# REQUIRED WORK:
In this exercise, reproduce all the entries that follow exactly.

# Excerpt from a dataset:
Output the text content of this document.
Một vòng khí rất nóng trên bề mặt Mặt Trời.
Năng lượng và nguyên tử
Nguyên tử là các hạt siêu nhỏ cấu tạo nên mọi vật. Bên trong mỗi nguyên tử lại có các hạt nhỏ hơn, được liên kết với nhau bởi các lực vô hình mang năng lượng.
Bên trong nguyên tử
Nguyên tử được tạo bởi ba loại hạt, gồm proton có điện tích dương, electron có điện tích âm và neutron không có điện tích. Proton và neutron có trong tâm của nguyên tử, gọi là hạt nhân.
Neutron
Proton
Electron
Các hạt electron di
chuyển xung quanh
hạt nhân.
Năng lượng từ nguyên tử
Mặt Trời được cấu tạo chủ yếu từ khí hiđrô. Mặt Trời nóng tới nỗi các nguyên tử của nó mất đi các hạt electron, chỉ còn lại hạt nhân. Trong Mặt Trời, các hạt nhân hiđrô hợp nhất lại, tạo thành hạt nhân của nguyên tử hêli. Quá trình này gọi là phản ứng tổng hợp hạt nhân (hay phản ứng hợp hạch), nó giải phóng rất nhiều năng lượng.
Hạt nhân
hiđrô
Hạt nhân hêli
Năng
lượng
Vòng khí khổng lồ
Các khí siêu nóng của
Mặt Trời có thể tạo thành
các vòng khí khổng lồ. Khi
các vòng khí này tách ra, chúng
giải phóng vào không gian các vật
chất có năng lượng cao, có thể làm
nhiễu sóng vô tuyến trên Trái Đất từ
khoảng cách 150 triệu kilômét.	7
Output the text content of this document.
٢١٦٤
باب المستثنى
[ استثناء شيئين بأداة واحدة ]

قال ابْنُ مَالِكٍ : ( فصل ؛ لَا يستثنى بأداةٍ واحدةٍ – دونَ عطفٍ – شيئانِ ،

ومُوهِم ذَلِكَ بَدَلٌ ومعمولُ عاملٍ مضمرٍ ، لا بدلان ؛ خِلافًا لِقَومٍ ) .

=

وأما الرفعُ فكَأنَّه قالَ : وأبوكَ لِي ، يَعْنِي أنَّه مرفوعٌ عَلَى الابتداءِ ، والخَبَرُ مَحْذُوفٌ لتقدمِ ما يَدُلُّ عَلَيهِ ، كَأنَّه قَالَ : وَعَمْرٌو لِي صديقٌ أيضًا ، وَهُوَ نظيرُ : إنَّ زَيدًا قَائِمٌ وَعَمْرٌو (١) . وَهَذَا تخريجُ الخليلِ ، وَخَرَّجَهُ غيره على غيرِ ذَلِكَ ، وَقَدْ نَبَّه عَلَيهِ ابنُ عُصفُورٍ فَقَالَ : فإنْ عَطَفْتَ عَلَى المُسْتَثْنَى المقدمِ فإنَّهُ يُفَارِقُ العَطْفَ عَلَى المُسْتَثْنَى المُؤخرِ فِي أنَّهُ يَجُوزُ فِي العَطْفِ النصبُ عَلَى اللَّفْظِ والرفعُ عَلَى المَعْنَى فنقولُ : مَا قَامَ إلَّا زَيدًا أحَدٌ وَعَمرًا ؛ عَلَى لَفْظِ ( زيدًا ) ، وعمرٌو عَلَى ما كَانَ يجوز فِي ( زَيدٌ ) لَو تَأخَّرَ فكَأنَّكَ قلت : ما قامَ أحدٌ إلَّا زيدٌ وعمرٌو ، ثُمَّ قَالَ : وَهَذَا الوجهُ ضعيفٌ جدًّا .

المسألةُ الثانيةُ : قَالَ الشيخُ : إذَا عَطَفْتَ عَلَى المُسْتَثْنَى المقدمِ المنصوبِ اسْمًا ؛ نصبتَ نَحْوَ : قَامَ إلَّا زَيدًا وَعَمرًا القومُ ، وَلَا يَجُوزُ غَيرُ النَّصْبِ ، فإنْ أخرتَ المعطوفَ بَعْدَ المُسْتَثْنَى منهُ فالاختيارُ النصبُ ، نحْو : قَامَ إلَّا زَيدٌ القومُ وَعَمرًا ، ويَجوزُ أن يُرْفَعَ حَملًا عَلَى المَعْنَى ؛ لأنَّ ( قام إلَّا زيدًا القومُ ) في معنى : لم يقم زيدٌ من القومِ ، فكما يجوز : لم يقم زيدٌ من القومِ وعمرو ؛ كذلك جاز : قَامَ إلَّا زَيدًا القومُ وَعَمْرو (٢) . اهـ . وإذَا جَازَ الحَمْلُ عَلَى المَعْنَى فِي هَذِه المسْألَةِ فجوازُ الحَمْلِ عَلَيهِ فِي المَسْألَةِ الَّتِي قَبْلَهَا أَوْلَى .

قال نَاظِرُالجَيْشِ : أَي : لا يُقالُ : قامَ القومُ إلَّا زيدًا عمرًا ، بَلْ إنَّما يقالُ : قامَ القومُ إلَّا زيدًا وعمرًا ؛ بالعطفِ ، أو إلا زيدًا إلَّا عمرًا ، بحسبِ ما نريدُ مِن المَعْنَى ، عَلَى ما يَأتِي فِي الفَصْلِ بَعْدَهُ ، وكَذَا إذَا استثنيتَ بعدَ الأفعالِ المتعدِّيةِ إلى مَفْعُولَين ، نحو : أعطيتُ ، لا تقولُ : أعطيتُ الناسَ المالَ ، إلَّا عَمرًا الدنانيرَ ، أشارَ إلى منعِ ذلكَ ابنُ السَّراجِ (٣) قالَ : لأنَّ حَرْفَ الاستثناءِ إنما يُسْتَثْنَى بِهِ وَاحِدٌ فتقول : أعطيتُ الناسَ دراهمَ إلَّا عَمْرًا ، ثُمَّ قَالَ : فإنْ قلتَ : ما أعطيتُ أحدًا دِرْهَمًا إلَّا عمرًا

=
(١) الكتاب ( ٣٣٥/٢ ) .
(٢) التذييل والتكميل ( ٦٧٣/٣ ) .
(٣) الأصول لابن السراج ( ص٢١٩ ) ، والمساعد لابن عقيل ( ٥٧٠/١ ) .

# SOLUTION FOR THIS TASK:
Output the text content of this document.
Một vòng khí rất nóng trên bề mặt Mặt Trời.
Năng lượng và nguyên tử
Nguyên tử là các hạt siêu nhỏ cấu tạo nên mọi vật. Bên trong mỗi nguyên tử lại có các hạt nhỏ hơn, được liên kết với nhau bởi các lực vô hình mang năng lượng.
Bên trong nguyên tử
Nguyên tử được tạo bởi ba loại hạt, gồm proton có điện tích dương, electron có điện tích âm và neutron không có điện tích. Proton và neutron có trong tâm của nguyên tử, gọi là hạt nhân.
Neutron
Proton
Electron
Các hạt electron di
chuyển xung quanh
hạt nhân.
Năng lượng từ nguyên tử
Mặt Trời được cấu tạo chủ yếu từ khí hiđrô. Mặt Trời nóng tới nỗi các nguyên tử của nó mất đi các hạt electron, chỉ còn lại hạt nhân. Trong Mặt Trời, các hạt nhân hiđrô hợp nhất lại, tạo thành hạt nhân của nguyên tử hêli. Quá trình này gọi là phản ứng tổng hợp hạt nhân (hay phản ứng hợp hạch), nó giải phóng rất nhiều năng lượng.
Hạt nhân
hiđrô
Hạt nhân hêli
Năng
lượng
Vòng khí khổng lồ
Các khí siêu nóng của
Mặt Trời có thể tạo thành
các vòng khí khổng lồ. Khi
các vòng khí này tách ra, chúng
giải phóng vào không gian các vật
chất có năng lượng cao, có thể làm
nhiễu sóng vô tuyến trên Trái Đất từ
khoảng cách 150 triệu kilômét.	7
Output the text content of this document.
٢١٦٤
باب المستثنى
[ استثناء شيئين بأداة واحدة ]

قال ابْنُ مَالِكٍ : ( فصل ؛ لَا يستثنى بأداةٍ واحدةٍ – دونَ عطفٍ – شيئانِ ،

ومُوهِم ذَلِكَ بَدَلٌ ومعمولُ عاملٍ مضمرٍ ، لا بدلان ؛ خِلافًا لِقَومٍ ) .

=

وأما الرفعُ فكَأنَّه قالَ : وأبوكَ لِي ، يَعْنِي أنَّه مرفوعٌ عَلَى الابتداءِ ، والخَبَرُ مَحْذُوفٌ لتقدمِ ما يَدُلُّ عَلَيهِ ، كَأنَّه قَالَ : وَعَمْرٌو لِي صديقٌ أيضًا ، وَهُوَ نظيرُ : إنَّ زَيدًا قَائِمٌ وَعَمْرٌو (١) . وَهَذَا تخريجُ الخليلِ ، وَخَرَّجَهُ غيره على غيرِ ذَلِكَ ، وَقَدْ نَبَّه عَلَيهِ ابنُ عُصفُورٍ فَقَالَ : فإنْ عَطَفْتَ عَلَى المُسْتَثْنَى المقدمِ فإنَّهُ يُفَارِقُ العَطْفَ عَلَى المُسْتَثْنَى المُؤخرِ فِي أنَّهُ يَجُوزُ فِي العَطْفِ النصبُ عَلَى اللَّفْظِ والرفعُ عَلَى المَعْنَى فنقولُ : مَا قَامَ إلَّا زَيدًا أحَدٌ وَعَمرًا ؛ عَلَى لَفْظِ ( زيدًا ) ، وعمرٌو عَلَى ما كَانَ يجوز فِي ( زَيدٌ ) لَو تَأخَّرَ فكَأنَّكَ قلت : ما قامَ أحدٌ إلَّا زيدٌ وعمرٌو ، ثُمَّ قَالَ : وَهَذَا الوجهُ ضعيفٌ جدًّا .

المسألةُ الثانيةُ : قَالَ الشيخُ : إذَا عَطَفْتَ عَلَى المُسْتَثْنَى المقدمِ المنصوبِ اسْمًا ؛ نصبتَ نَحْوَ : قَامَ إلَّا زَيدًا وَعَمرًا القومُ ، وَلَا يَجُوزُ غَيرُ النَّصْبِ ، فإنْ أخرتَ المعطوفَ بَعْدَ المُسْتَثْنَى منهُ فالاختيارُ النصبُ ، نحْو : قَامَ إلَّا زَيدٌ القومُ وَعَمرًا ، ويَجوزُ أن يُرْفَعَ حَملًا عَلَى المَعْنَى ؛ لأنَّ ( قام إلَّا زيدًا القومُ ) في معنى : لم يقم زيدٌ من القومِ ، فكما يجوز : لم يقم زيدٌ من القومِ وعمرو ؛ كذلك جاز : قَامَ إلَّا زَيدًا القومُ وَعَمْرو (٢) . اهـ . وإذَا جَازَ الحَمْلُ عَلَى المَعْنَى فِي هَذِه المسْألَةِ فجوازُ الحَمْلِ عَلَيهِ فِي المَسْألَةِ الَّتِي قَبْلَهَا أَوْلَى .

قال نَاظِرُالجَيْشِ : أَي : لا يُقالُ : قامَ القومُ إلَّا زيدًا عمرًا ، بَلْ إنَّما يقالُ : قامَ القومُ إلَّا زيدًا وعمرًا ؛ بالعطفِ ، أو إلا زيدًا إلَّا عمرًا ، بحسبِ ما نريدُ مِن المَعْنَى ، عَلَى ما يَأتِي فِي الفَصْلِ بَعْدَهُ ، وكَذَا إذَا استثنيتَ بعدَ الأفعالِ المتعدِّيةِ إلى مَفْعُولَين ، نحو : أعطيتُ ، لا تقولُ : أعطيتُ الناسَ المالَ ، إلَّا عَمرًا الدنانيرَ ، أشارَ إلى منعِ ذلكَ ابنُ السَّراجِ (٣) قالَ : لأنَّ حَرْفَ الاستثناءِ إنما يُسْتَثْنَى بِهِ وَاحِدٌ فتقول : أعطيتُ الناسَ دراهمَ إلَّا عَمْرًا ، ثُمَّ قَالَ : فإنْ قلتَ : ما أعطيتُ أحدًا دِرْهَمًا إلَّا عمرًا

=
(١) الكتاب ( ٣٣٥/٢ ) .
(٢) التذييل والتكميل ( ٦٧٣/٣ ) .
(٣) الأصول لابن السراج ( ص٢١٩ ) ، والمساعد لابن عقيل ( ٥٧٠/١ ) .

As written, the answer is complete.